**Exercise brief**
Set down each line of the material that follows, exactly, with no pictures.

**Data to process**
◆ ◆ ◆ ◆ ◆ ◆ ◆

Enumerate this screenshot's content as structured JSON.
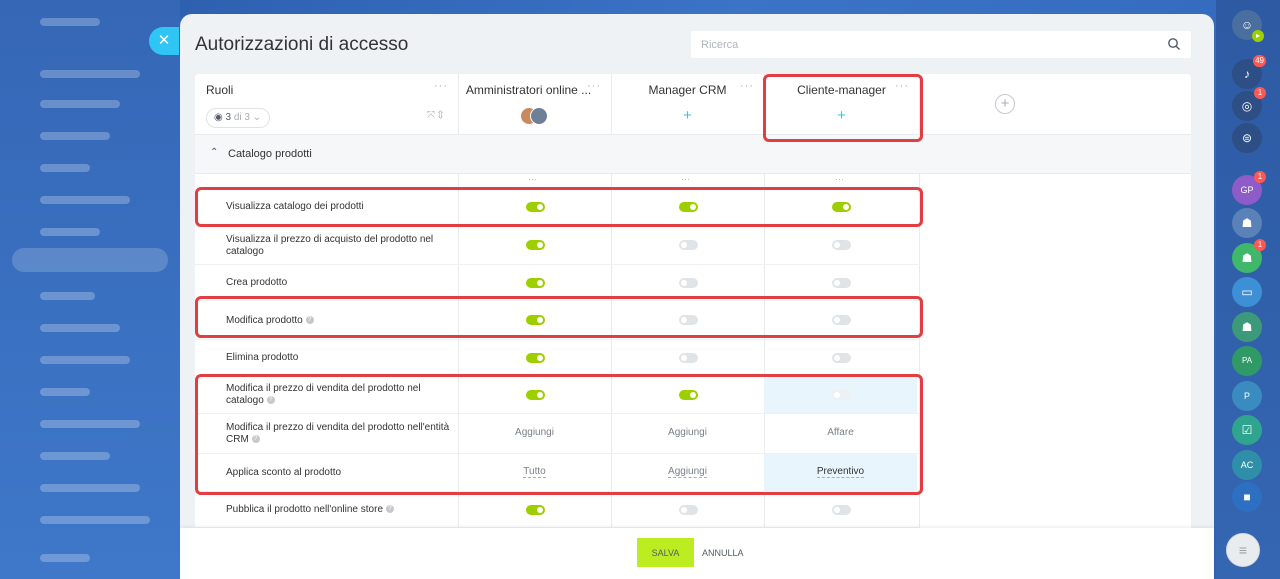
{
  "panel": {
    "title": "Autorizzazioni di accesso",
    "search_placeholder": "Ricerca"
  },
  "roles": {
    "label": "Ruoli",
    "counter_value": "3",
    "counter_suffix": "di 3",
    "columns": [
      {
        "label": "Amministratori online ..."
      },
      {
        "label": "Manager CRM"
      },
      {
        "label": "Cliente-manager"
      }
    ]
  },
  "section": {
    "label": "Catalogo prodotti"
  },
  "permissions": [
    {
      "label": "Visualizza catalogo dei prodotti",
      "help": false,
      "values": [
        "on",
        "on",
        "on"
      ]
    },
    {
      "label": "Visualizza il prezzo di acquisto del prodotto nel catalogo",
      "help": false,
      "values": [
        "on",
        "off",
        "off"
      ]
    },
    {
      "label": "Crea prodotto",
      "help": false,
      "values": [
        "on",
        "off",
        "off"
      ]
    },
    {
      "label": "Modifica prodotto",
      "help": true,
      "values": [
        "on",
        "off",
        "off"
      ]
    },
    {
      "label": "Elimina prodotto",
      "help": false,
      "values": [
        "on",
        "on",
        "off"
      ]
    },
    {
      "label": "Modifica il prezzo di vendita del prodotto nel catalogo",
      "help": true,
      "values": [
        "on",
        "on",
        "off"
      ]
    },
    {
      "label": "Modifica il prezzo di vendita del prodotto nell'entità CRM",
      "help": true,
      "values": [
        "Aggiungi",
        "Aggiungi",
        "Affare"
      ]
    },
    {
      "label": "Applica sconto al prodotto",
      "help": false,
      "values": [
        "Tutto",
        "Aggiungi",
        "Preventivo"
      ]
    },
    {
      "label": "Pubblica il prodotto nell'online store",
      "help": true,
      "values": [
        "on",
        "off",
        "off"
      ]
    }
  ],
  "footer": {
    "save_label": "SALVA",
    "cancel_label": "ANNULLA"
  },
  "rightbar": {
    "notifications_badge": "49",
    "activity_badge": "1",
    "gp_label": "GP",
    "gp_badge": "1",
    "group_badge": "1",
    "pa_label": "PA",
    "p_label": "P",
    "ac_label": "AC"
  },
  "colors": {
    "accent": "#2fc6f6",
    "toggle_on": "#9dcf00",
    "save": "#bbed21",
    "highlight": "#e23e42"
  }
}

◆ ◆ ◆ ◆ ◆ ◆ ◆

**Exercise output**
Enumerate this screenshot's content as structured JSON.
{
  "panel": {
    "title": "Autorizzazioni di accesso",
    "search_placeholder": "Ricerca"
  },
  "roles": {
    "label": "Ruoli",
    "counter_value": "3",
    "counter_suffix": "di 3",
    "columns": [
      {
        "label": "Amministratori online ..."
      },
      {
        "label": "Manager CRM"
      },
      {
        "label": "Cliente-manager"
      }
    ]
  },
  "section": {
    "label": "Catalogo prodotti"
  },
  "permissions": [
    {
      "label": "Visualizza catalogo dei prodotti",
      "help": false,
      "values": [
        "on",
        "on",
        "on"
      ]
    },
    {
      "label": "Visualizza il prezzo di acquisto del prodotto nel catalogo",
      "help": false,
      "values": [
        "on",
        "off",
        "off"
      ]
    },
    {
      "label": "Crea prodotto",
      "help": false,
      "values": [
        "on",
        "off",
        "off"
      ]
    },
    {
      "label": "Modifica prodotto",
      "help": true,
      "values": [
        "on",
        "off",
        "off"
      ]
    },
    {
      "label": "Elimina prodotto",
      "help": false,
      "values": [
        "on",
        "on",
        "off"
      ]
    },
    {
      "label": "Modifica il prezzo di vendita del prodotto nel catalogo",
      "help": true,
      "values": [
        "on",
        "on",
        "off"
      ]
    },
    {
      "label": "Modifica il prezzo di vendita del prodotto nell'entità CRM",
      "help": true,
      "values": [
        "Aggiungi",
        "Aggiungi",
        "Affare"
      ]
    },
    {
      "label": "Applica sconto al prodotto",
      "help": false,
      "values": [
        "Tutto",
        "Aggiungi",
        "Preventivo"
      ]
    },
    {
      "label": "Pubblica il prodotto nell'online store",
      "help": true,
      "values": [
        "on",
        "off",
        "off"
      ]
    }
  ],
  "footer": {
    "save_label": "SALVA",
    "cancel_label": "ANNULLA"
  },
  "rightbar": {
    "notifications_badge": "49",
    "activity_badge": "1",
    "gp_label": "GP",
    "gp_badge": "1",
    "group_badge": "1",
    "pa_label": "PA",
    "p_label": "P",
    "ac_label": "AC"
  },
  "colors": {
    "accent": "#2fc6f6",
    "toggle_on": "#9dcf00",
    "save": "#bbed21",
    "highlight": "#e23e42"
  }
}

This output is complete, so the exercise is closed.